- _What the exercise asks_
Output all entries verbatim. Skip pictures.

- _Provided data_
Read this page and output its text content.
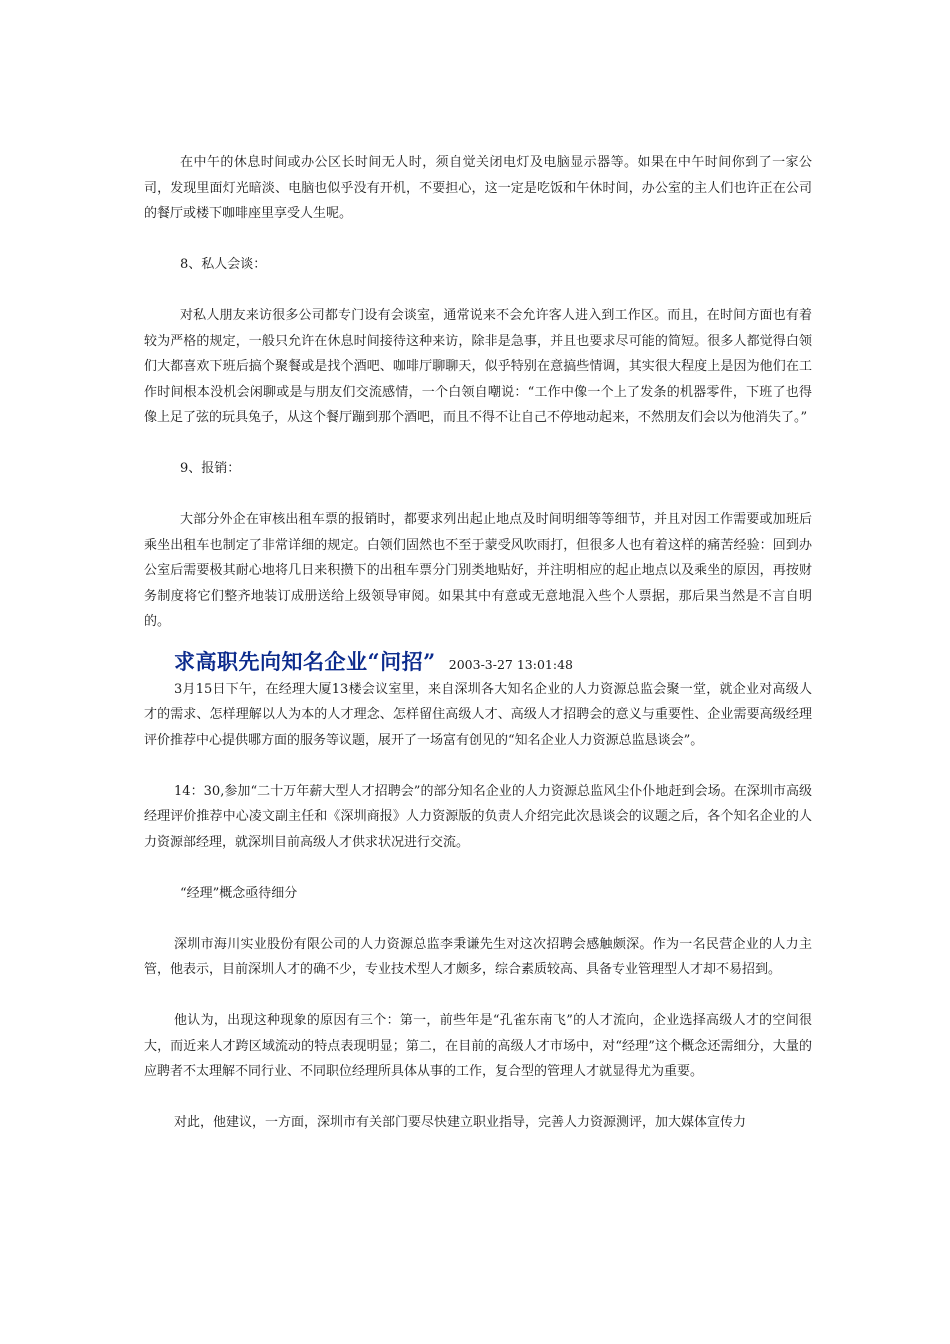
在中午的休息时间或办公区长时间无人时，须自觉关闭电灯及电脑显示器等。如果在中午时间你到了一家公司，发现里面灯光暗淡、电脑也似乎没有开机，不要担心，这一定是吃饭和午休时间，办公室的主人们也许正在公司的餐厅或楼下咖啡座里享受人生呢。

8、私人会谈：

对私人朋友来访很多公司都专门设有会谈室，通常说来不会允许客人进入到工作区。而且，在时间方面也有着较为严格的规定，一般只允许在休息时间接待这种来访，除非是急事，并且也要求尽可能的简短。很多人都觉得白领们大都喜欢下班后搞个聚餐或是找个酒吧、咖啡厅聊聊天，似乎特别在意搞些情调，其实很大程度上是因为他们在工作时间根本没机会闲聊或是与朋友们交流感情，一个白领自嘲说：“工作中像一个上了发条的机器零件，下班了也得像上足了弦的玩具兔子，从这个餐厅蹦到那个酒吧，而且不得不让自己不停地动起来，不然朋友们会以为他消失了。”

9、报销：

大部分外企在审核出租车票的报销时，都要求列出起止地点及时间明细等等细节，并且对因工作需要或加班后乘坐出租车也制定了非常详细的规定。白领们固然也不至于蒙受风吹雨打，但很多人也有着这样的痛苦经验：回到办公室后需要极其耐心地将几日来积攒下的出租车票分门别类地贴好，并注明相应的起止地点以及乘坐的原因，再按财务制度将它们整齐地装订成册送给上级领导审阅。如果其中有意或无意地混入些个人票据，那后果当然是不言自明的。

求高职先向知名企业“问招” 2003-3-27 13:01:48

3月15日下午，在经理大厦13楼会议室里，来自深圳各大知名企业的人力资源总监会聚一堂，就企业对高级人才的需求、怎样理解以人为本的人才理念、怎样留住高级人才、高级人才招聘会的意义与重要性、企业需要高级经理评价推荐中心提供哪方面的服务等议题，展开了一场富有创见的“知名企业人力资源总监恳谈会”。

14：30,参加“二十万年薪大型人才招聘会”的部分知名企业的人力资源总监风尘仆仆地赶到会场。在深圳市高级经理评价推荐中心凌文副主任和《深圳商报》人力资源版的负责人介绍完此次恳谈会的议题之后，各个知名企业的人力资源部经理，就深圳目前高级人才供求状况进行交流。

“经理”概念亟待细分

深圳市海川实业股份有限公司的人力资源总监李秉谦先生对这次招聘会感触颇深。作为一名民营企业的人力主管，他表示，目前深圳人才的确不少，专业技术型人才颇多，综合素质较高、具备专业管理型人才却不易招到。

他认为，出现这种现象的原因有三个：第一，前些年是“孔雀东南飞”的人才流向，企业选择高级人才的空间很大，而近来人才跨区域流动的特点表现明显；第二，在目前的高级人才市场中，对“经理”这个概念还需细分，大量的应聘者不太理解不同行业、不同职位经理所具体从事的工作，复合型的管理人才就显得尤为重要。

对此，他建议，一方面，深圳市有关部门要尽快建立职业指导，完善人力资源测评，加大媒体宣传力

- _Problem solution_
Read this page and output its text content.
在中午的休息时间或办公区长时间无人时，须自觉关闭电灯及电脑显示器等。如果在中午时间你到了一家公司，发现里面灯光暗淡、电脑也似乎没有开机，不要担心，这一定是吃饭和午休时间，办公室的主人们也许正在公司的餐厅或楼下咖啡座里享受人生呢。

8、私人会谈：

对私人朋友来访很多公司都专门设有会谈室，通常说来不会允许客人进入到工作区。而且，在时间方面也有着较为严格的规定，一般只允许在休息时间接待这种来访，除非是急事，并且也要求尽可能的简短。很多人都觉得白领们大都喜欢下班后搞个聚餐或是找个酒吧、咖啡厅聊聊天，似乎特别在意搞些情调，其实很大程度上是因为他们在工作时间根本没机会闲聊或是与朋友们交流感情，一个白领自嘲说：“工作中像一个上了发条的机器零件，下班了也得像上足了弦的玩具兔子，从这个餐厅蹦到那个酒吧，而且不得不让自己不停地动起来，不然朋友们会以为他消失了。”

9、报销：

大部分外企在审核出租车票的报销时，都要求列出起止地点及时间明细等等细节，并且对因工作需要或加班后乘坐出租车也制定了非常详细的规定。白领们固然也不至于蒙受风吹雨打，但很多人也有着这样的痛苦经验：回到办公室后需要极其耐心地将几日来积攒下的出租车票分门别类地贴好，并注明相应的起止地点以及乘坐的原因，再按财务制度将它们整齐地装订成册送给上级领导审阅。如果其中有意或无意地混入些个人票据，那后果当然是不言自明的。

求高职先向知名企业“问招” 2003-3-27 13:01:48

3月15日下午，在经理大厦13楼会议室里，来自深圳各大知名企业的人力资源总监会聚一堂，就企业对高级人才的需求、怎样理解以人为本的人才理念、怎样留住高级人才、高级人才招聘会的意义与重要性、企业需要高级经理评价推荐中心提供哪方面的服务等议题，展开了一场富有创见的“知名企业人力资源总监恳谈会”。

14：30,参加“二十万年薪大型人才招聘会”的部分知名企业的人力资源总监风尘仆仆地赶到会场。在深圳市高级经理评价推荐中心凌文副主任和《深圳商报》人力资源版的负责人介绍完此次恳谈会的议题之后，各个知名企业的人力资源部经理，就深圳目前高级人才供求状况进行交流。

“经理”概念亟待细分

深圳市海川实业股份有限公司的人力资源总监李秉谦先生对这次招聘会感触颇深。作为一名民营企业的人力主管，他表示，目前深圳人才的确不少，专业技术型人才颇多，综合素质较高、具备专业管理型人才却不易招到。

他认为，出现这种现象的原因有三个：第一，前些年是“孔雀东南飞”的人才流向，企业选择高级人才的空间很大，而近来人才跨区域流动的特点表现明显；第二，在目前的高级人才市场中，对“经理”这个概念还需细分，大量的应聘者不太理解不同行业、不同职位经理所具体从事的工作，复合型的管理人才就显得尤为重要。

对此，他建议，一方面，深圳市有关部门要尽快建立职业指导，完善人力资源测评，加大媒体宣传力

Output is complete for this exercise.